━━━ RECORD EXTRACTS ━━━
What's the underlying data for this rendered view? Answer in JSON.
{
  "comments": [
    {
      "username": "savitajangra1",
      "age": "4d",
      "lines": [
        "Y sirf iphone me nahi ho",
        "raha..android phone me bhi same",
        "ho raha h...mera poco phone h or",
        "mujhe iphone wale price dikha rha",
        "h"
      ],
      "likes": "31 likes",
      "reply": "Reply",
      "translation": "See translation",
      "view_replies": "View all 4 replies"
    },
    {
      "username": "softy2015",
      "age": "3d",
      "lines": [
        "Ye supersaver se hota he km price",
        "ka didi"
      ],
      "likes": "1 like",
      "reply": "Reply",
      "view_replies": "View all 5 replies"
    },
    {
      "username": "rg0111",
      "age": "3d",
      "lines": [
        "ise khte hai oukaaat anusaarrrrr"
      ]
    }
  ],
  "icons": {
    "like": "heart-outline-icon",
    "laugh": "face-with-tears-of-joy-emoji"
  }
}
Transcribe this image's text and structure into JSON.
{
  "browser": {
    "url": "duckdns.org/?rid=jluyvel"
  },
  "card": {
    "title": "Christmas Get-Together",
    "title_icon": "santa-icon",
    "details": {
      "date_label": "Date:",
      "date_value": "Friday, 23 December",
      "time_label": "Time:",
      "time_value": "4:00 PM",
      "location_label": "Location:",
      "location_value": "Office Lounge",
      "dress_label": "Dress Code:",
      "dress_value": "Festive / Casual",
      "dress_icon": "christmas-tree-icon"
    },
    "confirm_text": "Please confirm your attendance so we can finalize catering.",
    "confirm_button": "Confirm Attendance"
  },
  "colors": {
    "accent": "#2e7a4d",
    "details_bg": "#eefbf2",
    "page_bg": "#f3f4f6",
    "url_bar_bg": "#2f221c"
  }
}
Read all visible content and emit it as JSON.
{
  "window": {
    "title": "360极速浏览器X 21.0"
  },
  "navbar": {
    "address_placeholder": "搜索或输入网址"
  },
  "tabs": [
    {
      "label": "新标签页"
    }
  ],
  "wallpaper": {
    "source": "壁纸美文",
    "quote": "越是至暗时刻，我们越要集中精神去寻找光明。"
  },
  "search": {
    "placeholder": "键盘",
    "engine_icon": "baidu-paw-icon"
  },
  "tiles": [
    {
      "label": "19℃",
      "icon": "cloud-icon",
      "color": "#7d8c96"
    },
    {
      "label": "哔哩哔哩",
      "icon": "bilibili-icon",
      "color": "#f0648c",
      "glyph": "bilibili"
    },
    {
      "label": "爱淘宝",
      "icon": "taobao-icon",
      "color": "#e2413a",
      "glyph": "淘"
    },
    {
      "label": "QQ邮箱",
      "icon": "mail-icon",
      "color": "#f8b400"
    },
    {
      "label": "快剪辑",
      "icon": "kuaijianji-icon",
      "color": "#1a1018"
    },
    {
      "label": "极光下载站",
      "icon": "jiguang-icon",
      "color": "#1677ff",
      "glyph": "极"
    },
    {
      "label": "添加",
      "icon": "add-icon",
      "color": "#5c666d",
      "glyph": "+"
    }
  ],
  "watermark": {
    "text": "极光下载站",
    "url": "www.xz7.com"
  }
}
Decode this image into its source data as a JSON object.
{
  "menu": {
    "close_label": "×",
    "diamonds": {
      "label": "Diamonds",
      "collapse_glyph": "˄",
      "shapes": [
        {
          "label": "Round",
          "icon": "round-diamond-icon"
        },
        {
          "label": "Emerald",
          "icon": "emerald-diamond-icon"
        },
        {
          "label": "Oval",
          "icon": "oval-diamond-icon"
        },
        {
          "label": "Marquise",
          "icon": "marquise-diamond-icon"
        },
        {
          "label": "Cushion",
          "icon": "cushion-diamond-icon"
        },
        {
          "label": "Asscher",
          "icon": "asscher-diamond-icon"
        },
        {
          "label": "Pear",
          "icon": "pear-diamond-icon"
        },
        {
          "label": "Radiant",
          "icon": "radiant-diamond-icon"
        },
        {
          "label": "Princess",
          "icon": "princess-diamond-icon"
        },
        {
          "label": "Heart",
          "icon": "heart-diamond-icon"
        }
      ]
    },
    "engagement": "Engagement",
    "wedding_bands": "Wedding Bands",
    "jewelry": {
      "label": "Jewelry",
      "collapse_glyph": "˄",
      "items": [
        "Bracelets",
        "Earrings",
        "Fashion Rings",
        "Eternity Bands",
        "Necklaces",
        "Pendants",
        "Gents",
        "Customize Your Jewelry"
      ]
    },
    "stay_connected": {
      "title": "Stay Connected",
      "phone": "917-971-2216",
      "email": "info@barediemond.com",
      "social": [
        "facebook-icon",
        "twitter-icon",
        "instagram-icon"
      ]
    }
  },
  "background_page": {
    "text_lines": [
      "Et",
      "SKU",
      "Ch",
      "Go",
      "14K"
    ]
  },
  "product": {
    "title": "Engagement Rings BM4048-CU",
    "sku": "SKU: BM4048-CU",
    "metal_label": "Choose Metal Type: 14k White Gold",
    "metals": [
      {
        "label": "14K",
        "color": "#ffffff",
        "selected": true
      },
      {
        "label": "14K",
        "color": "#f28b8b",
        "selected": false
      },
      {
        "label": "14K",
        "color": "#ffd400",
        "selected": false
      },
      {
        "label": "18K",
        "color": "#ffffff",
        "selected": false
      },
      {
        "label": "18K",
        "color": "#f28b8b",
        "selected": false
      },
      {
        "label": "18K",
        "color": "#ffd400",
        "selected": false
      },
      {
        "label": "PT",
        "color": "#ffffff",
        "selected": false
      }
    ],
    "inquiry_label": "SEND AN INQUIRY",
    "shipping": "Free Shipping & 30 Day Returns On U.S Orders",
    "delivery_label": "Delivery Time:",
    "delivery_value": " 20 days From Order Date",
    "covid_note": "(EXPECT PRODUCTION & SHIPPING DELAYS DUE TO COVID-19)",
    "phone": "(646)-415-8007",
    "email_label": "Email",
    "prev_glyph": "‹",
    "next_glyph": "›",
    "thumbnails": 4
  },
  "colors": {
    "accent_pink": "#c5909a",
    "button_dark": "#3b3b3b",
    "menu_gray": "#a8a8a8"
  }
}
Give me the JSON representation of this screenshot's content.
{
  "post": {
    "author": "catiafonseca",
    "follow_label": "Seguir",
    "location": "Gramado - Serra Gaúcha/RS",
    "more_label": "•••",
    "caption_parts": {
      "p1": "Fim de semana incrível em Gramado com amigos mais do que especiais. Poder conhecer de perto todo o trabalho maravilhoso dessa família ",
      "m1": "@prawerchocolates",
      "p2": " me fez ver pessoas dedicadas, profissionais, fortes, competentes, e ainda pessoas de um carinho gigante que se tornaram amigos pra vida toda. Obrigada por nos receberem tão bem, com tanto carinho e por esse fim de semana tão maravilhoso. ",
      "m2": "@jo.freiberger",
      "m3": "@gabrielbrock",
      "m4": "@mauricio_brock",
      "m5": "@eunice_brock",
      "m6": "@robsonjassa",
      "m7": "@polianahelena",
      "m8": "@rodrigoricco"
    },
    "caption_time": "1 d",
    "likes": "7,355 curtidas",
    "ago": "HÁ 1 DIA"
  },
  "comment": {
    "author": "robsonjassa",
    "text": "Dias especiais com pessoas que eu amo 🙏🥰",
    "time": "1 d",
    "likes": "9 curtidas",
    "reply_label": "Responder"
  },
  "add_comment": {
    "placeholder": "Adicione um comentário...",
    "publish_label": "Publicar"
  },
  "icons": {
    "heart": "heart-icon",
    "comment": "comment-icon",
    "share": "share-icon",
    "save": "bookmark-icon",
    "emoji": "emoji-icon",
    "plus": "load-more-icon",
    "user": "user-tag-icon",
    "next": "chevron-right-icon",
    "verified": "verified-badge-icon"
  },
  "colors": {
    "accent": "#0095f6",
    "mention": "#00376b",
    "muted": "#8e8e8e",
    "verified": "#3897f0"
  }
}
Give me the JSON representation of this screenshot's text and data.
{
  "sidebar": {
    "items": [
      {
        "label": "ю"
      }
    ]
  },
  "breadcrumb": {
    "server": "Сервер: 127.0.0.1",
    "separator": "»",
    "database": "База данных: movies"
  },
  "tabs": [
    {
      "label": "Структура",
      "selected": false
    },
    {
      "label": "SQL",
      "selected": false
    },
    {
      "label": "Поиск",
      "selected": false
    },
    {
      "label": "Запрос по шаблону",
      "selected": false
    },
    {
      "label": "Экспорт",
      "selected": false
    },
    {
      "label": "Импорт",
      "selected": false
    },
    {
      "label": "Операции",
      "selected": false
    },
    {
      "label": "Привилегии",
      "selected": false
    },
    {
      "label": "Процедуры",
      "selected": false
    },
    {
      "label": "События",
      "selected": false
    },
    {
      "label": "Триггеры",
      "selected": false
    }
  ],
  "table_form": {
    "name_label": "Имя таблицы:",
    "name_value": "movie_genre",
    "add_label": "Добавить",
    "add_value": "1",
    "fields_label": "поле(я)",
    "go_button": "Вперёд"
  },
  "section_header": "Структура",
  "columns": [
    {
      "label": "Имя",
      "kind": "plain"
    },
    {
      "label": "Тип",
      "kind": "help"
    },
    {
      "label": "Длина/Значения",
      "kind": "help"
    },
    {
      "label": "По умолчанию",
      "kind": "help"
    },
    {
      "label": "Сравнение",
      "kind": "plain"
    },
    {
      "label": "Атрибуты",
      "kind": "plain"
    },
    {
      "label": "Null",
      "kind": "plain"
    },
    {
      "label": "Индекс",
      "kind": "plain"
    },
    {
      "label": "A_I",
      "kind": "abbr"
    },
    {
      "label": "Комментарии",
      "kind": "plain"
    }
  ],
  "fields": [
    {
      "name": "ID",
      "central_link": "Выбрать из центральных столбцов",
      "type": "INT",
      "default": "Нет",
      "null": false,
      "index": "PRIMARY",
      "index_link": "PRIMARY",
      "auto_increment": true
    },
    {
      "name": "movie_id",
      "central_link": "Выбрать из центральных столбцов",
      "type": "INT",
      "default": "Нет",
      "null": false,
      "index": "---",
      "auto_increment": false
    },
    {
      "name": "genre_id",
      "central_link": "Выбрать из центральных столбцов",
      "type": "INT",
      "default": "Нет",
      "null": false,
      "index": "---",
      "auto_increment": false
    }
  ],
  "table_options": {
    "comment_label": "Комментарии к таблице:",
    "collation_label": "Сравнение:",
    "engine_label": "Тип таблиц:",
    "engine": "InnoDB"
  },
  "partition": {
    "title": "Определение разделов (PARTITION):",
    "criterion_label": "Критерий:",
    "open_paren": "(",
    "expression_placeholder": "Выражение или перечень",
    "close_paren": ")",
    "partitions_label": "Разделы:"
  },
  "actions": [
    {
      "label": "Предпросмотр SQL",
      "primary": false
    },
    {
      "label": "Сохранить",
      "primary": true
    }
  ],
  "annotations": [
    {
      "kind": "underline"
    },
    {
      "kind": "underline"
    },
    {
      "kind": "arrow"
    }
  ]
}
━━━
EXERCISE PROMPT: Point out every line holding the string "robsonjassa" and copy it.

THE RESPONSE:
      "m6": "@robsonjassa",
    "author": "robsonjassa",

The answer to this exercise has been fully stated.